:: TEXT SHOWN

However, the RPG industry has been moving ever closer to issues of
style =and= substance.  "Recent" vampire-mania LARPs, where your
local goths get out and literally "do it" out on the streets after
dusk, show that "mood" and "context" are both valued commodities.
Also the rise, however feeble, of "storytelling" games leads away
from the elements appropriated by the computer arcade games.

And there has been a tradition of author-sanctioned
games-based-on-fiction, too (as opposed to the r/i/p/o/f/f/ "homage"
scenario first pioneered by the first edition of "Gods, Demigods, &
Heroes" which "borrowed" material from the works of Moorcock and
Lovecraft).

Having writ that, still--given the improbability of a "perfect" game,
one cannot ensure that the players will play it in the perfect way.
And likewise one can imagine people playing a quintissentially
Vancean adventure from such an obviously flawed game as "Original
D&D."

::::

◆ **WRITTEN TASK**
Carry on the passage about role-playing games, picking up right after its final sentence. The listing that comes next is separate material and not part of the passage about role-playing games.

:: GIVEN DATA

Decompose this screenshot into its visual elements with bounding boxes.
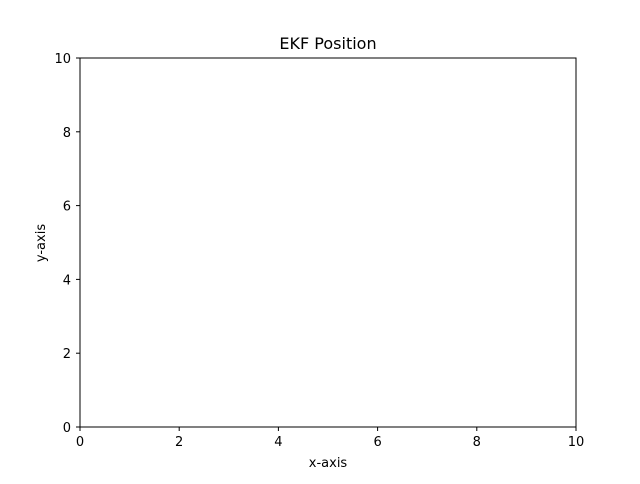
y-tick-label: 0 xyxy=(63,421,71,436)
x-tick-label: 0 xyxy=(76,435,84,450)
x-tick-label: 10 xyxy=(568,435,585,450)
x-tick-label: 4 xyxy=(274,435,282,450)
y-tick-label: 10 xyxy=(54,52,71,67)
y-axis-label: y-axis xyxy=(34,224,49,262)
x-axis-label: x-axis xyxy=(309,456,348,471)
chart-title: EKF Position xyxy=(279,34,376,53)
plot-area-frame xyxy=(79,57,577,428)
y-tick-label: 6 xyxy=(63,200,71,215)
y-tick-label: 2 xyxy=(63,347,71,362)
x-tick-label: 2 xyxy=(175,435,183,450)
x-tick-label: 8 xyxy=(473,435,481,450)
y-tick-label: 4 xyxy=(63,273,71,288)
y-axis-ticks: 0 2 4 6 8 10 xyxy=(54,52,80,436)
x-axis-ticks: 0 2 4 6 8 10 xyxy=(76,427,584,450)
x-tick-label: 6 xyxy=(373,435,381,450)
y-tick-label: 8 xyxy=(63,126,71,141)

::::

◆ **TASK RESPONSE**
Chaosium's "Call of Cthulhu," an excellent rpg based upon fiction, is
a good reference point: how can the referee create the suspense and
chills of a Lovecraft story when the players have knowingly signed up
for a Lovecraftian adventure?  (How to keep the usual gaming clowning
around from turning it into "Ghostbusters"?)  With this kind of
self-knowing, can a true "Lovecraft" story take place as an
adventure, or will it be more like "Prohibition Era: X-Files"?  (Granted,
the characters =all= must die or go insane, preferably both.)

Re: "how many character points does it cost to wax melancholy?" LOL.
In truth I've added a Fugue State mental disadvantage for those who
have Severian-brand Eidetic Memory (tm), for those unpleasant times
when you'd secretly rather be lost in memory (roll for hours) instead
of dealing with the muck of the moment.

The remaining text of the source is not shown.